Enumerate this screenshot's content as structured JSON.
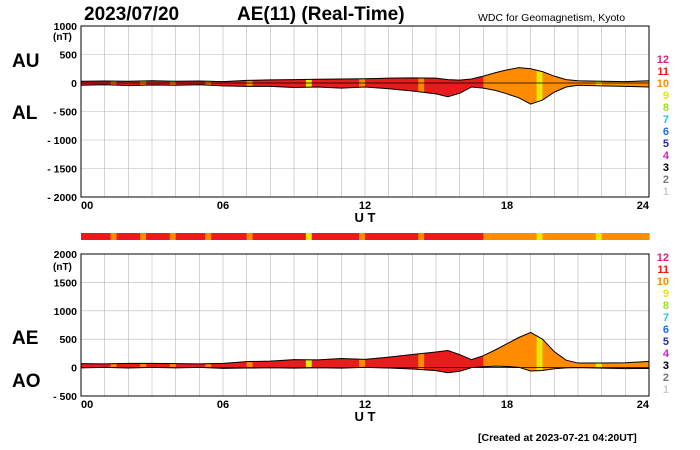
{
  "header": {
    "date": "2023/07/20",
    "title": "AE(11) (Real-Time)",
    "source": "WDC for Geomagnetism, Kyoto",
    "created": "[Created at 2023-07-21 04:20UT]"
  },
  "labels": {
    "au": "AU",
    "al": "AL",
    "ae": "AE",
    "ao": "AO",
    "unit": "(nT)"
  },
  "station_scale": {
    "items": [
      {
        "label": "12",
        "color": "#e0207a"
      },
      {
        "label": "11",
        "color": "#e81c1c"
      },
      {
        "label": "10",
        "color": "#ff8c00"
      },
      {
        "label": "9",
        "color": "#e8e800"
      },
      {
        "label": "8",
        "color": "#9be21c"
      },
      {
        "label": "7",
        "color": "#22c7d9"
      },
      {
        "label": "6",
        "color": "#1c6ee8"
      },
      {
        "label": "5",
        "color": "#2a2aa8"
      },
      {
        "label": "4",
        "color": "#d21cd2"
      },
      {
        "label": "3",
        "color": "#000000"
      },
      {
        "label": "2",
        "color": "#777777"
      },
      {
        "label": "1",
        "color": "#cccccc"
      }
    ]
  },
  "chart_data": [
    {
      "type": "area",
      "name": "AU/AL",
      "xlabel": "U T",
      "ylabel": "(nT)",
      "xlim": [
        0,
        24
      ],
      "ylim": [
        -2000,
        1000
      ],
      "x_ticks": [
        "00",
        "06",
        "12",
        "18",
        "24"
      ],
      "y_ticks": [
        "1000",
        "500",
        "0",
        "- 500",
        "- 1000",
        "- 1500",
        "- 2000"
      ],
      "grid": true,
      "x": [
        0,
        1,
        2,
        3,
        4,
        5,
        6,
        7,
        8,
        9,
        10,
        11,
        12,
        13,
        14,
        15,
        15.5,
        16,
        16.5,
        17,
        17.5,
        18,
        18.5,
        19,
        19.5,
        20,
        20.5,
        21,
        22,
        23,
        24
      ],
      "series": [
        {
          "name": "AU",
          "values": [
            30,
            35,
            30,
            40,
            30,
            35,
            25,
            45,
            55,
            60,
            65,
            70,
            75,
            85,
            90,
            85,
            60,
            50,
            70,
            120,
            180,
            230,
            270,
            250,
            200,
            120,
            60,
            40,
            30,
            25,
            40
          ]
        },
        {
          "name": "AL",
          "values": [
            -40,
            -30,
            -45,
            -35,
            -40,
            -30,
            -50,
            -60,
            -60,
            -80,
            -70,
            -90,
            -70,
            -100,
            -140,
            -190,
            -240,
            -180,
            -70,
            -90,
            -130,
            -190,
            -260,
            -370,
            -300,
            -160,
            -70,
            -40,
            -50,
            -60,
            -70
          ]
        }
      ]
    },
    {
      "type": "area",
      "name": "AE/AO",
      "xlabel": "U T",
      "ylabel": "(nT)",
      "xlim": [
        0,
        24
      ],
      "ylim": [
        -500,
        2000
      ],
      "x_ticks": [
        "00",
        "06",
        "12",
        "18",
        "24"
      ],
      "y_ticks": [
        "2000",
        "1500",
        "1000",
        "500",
        "0",
        "- 500"
      ],
      "grid": true,
      "x": [
        0,
        1,
        2,
        3,
        4,
        5,
        6,
        7,
        8,
        9,
        10,
        11,
        12,
        13,
        14,
        15,
        15.5,
        16,
        16.5,
        17,
        17.5,
        18,
        18.5,
        19,
        19.5,
        20,
        20.5,
        21,
        22,
        23,
        24
      ],
      "series": [
        {
          "name": "AE",
          "values": [
            70,
            65,
            75,
            75,
            70,
            65,
            75,
            105,
            115,
            140,
            135,
            160,
            145,
            185,
            230,
            275,
            300,
            230,
            140,
            210,
            310,
            420,
            530,
            620,
            500,
            280,
            130,
            80,
            80,
            85,
            110
          ]
        },
        {
          "name": "AO",
          "values": [
            -5,
            3,
            -8,
            3,
            -5,
            3,
            -13,
            -8,
            -3,
            -10,
            -3,
            -10,
            3,
            -8,
            -25,
            -53,
            -90,
            -65,
            0,
            15,
            25,
            20,
            5,
            -60,
            -50,
            -20,
            -5,
            0,
            -10,
            -18,
            -15
          ]
        }
      ]
    }
  ],
  "station_band": [
    11,
    11,
    11,
    11,
    11,
    10,
    11,
    11,
    11,
    11,
    10,
    11,
    11,
    11,
    11,
    10,
    11,
    11,
    11,
    11,
    11,
    10,
    11,
    11,
    11,
    11,
    11,
    11,
    10,
    11,
    11,
    11,
    11,
    11,
    11,
    11,
    11,
    11,
    9,
    11,
    11,
    11,
    11,
    11,
    11,
    11,
    11,
    10,
    11,
    11,
    11,
    11,
    11,
    11,
    11,
    11,
    11,
    10,
    11,
    11,
    11,
    11,
    11,
    11,
    11,
    11,
    11,
    11,
    10,
    10,
    10,
    10,
    10,
    10,
    10,
    10,
    10,
    9,
    10,
    10,
    10,
    10,
    10,
    10,
    10,
    10,
    10,
    9,
    10,
    10,
    10,
    10,
    10,
    10,
    10,
    10
  ]
}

★ ★ ★ ★ ★

TASK: Every record above must be given again exactly; drop the pictures.

WRITTEN RESPONSE:
Enumerate this screenshot's content as structured JSON.
{
  "header": {
    "date": "2023/07/20",
    "title": "AE(11) (Real-Time)",
    "source": "WDC for Geomagnetism, Kyoto",
    "created": "[Created at 2023-07-21 04:20UT]"
  },
  "labels": {
    "au": "AU",
    "al": "AL",
    "ae": "AE",
    "ao": "AO",
    "unit": "(nT)"
  },
  "station_scale": {
    "items": [
      {
        "label": "12",
        "color": "#e0207a"
      },
      {
        "label": "11",
        "color": "#e81c1c"
      },
      {
        "label": "10",
        "color": "#ff8c00"
      },
      {
        "label": "9",
        "color": "#e8e800"
      },
      {
        "label": "8",
        "color": "#9be21c"
      },
      {
        "label": "7",
        "color": "#22c7d9"
      },
      {
        "label": "6",
        "color": "#1c6ee8"
      },
      {
        "label": "5",
        "color": "#2a2aa8"
      },
      {
        "label": "4",
        "color": "#d21cd2"
      },
      {
        "label": "3",
        "color": "#000000"
      },
      {
        "label": "2",
        "color": "#777777"
      },
      {
        "label": "1",
        "color": "#cccccc"
      }
    ]
  },
  "chart_data": [
    {
      "type": "area",
      "name": "AU/AL",
      "xlabel": "U T",
      "ylabel": "(nT)",
      "xlim": [
        0,
        24
      ],
      "ylim": [
        -2000,
        1000
      ],
      "x_ticks": [
        "00",
        "06",
        "12",
        "18",
        "24"
      ],
      "y_ticks": [
        "1000",
        "500",
        "0",
        "- 500",
        "- 1000",
        "- 1500",
        "- 2000"
      ],
      "grid": true,
      "x": [
        0,
        1,
        2,
        3,
        4,
        5,
        6,
        7,
        8,
        9,
        10,
        11,
        12,
        13,
        14,
        15,
        15.5,
        16,
        16.5,
        17,
        17.5,
        18,
        18.5,
        19,
        19.5,
        20,
        20.5,
        21,
        22,
        23,
        24
      ],
      "series": [
        {
          "name": "AU",
          "values": [
            30,
            35,
            30,
            40,
            30,
            35,
            25,
            45,
            55,
            60,
            65,
            70,
            75,
            85,
            90,
            85,
            60,
            50,
            70,
            120,
            180,
            230,
            270,
            250,
            200,
            120,
            60,
            40,
            30,
            25,
            40
          ]
        },
        {
          "name": "AL",
          "values": [
            -40,
            -30,
            -45,
            -35,
            -40,
            -30,
            -50,
            -60,
            -60,
            -80,
            -70,
            -90,
            -70,
            -100,
            -140,
            -190,
            -240,
            -180,
            -70,
            -90,
            -130,
            -190,
            -260,
            -370,
            -300,
            -160,
            -70,
            -40,
            -50,
            -60,
            -70
          ]
        }
      ]
    },
    {
      "type": "area",
      "name": "AE/AO",
      "xlabel": "U T",
      "ylabel": "(nT)",
      "xlim": [
        0,
        24
      ],
      "ylim": [
        -500,
        2000
      ],
      "x_ticks": [
        "00",
        "06",
        "12",
        "18",
        "24"
      ],
      "y_ticks": [
        "2000",
        "1500",
        "1000",
        "500",
        "0",
        "- 500"
      ],
      "grid": true,
      "x": [
        0,
        1,
        2,
        3,
        4,
        5,
        6,
        7,
        8,
        9,
        10,
        11,
        12,
        13,
        14,
        15,
        15.5,
        16,
        16.5,
        17,
        17.5,
        18,
        18.5,
        19,
        19.5,
        20,
        20.5,
        21,
        22,
        23,
        24
      ],
      "series": [
        {
          "name": "AE",
          "values": [
            70,
            65,
            75,
            75,
            70,
            65,
            75,
            105,
            115,
            140,
            135,
            160,
            145,
            185,
            230,
            275,
            300,
            230,
            140,
            210,
            310,
            420,
            530,
            620,
            500,
            280,
            130,
            80,
            80,
            85,
            110
          ]
        },
        {
          "name": "AO",
          "values": [
            -5,
            3,
            -8,
            3,
            -5,
            3,
            -13,
            -8,
            -3,
            -10,
            -3,
            -10,
            3,
            -8,
            -25,
            -53,
            -90,
            -65,
            0,
            15,
            25,
            20,
            5,
            -60,
            -50,
            -20,
            -5,
            0,
            -10,
            -18,
            -15
          ]
        }
      ]
    }
  ],
  "station_band": [
    11,
    11,
    11,
    11,
    11,
    10,
    11,
    11,
    11,
    11,
    10,
    11,
    11,
    11,
    11,
    10,
    11,
    11,
    11,
    11,
    11,
    10,
    11,
    11,
    11,
    11,
    11,
    11,
    10,
    11,
    11,
    11,
    11,
    11,
    11,
    11,
    11,
    11,
    9,
    11,
    11,
    11,
    11,
    11,
    11,
    11,
    11,
    10,
    11,
    11,
    11,
    11,
    11,
    11,
    11,
    11,
    11,
    10,
    11,
    11,
    11,
    11,
    11,
    11,
    11,
    11,
    11,
    11,
    10,
    10,
    10,
    10,
    10,
    10,
    10,
    10,
    10,
    9,
    10,
    10,
    10,
    10,
    10,
    10,
    10,
    10,
    10,
    9,
    10,
    10,
    10,
    10,
    10,
    10,
    10,
    10
  ]
}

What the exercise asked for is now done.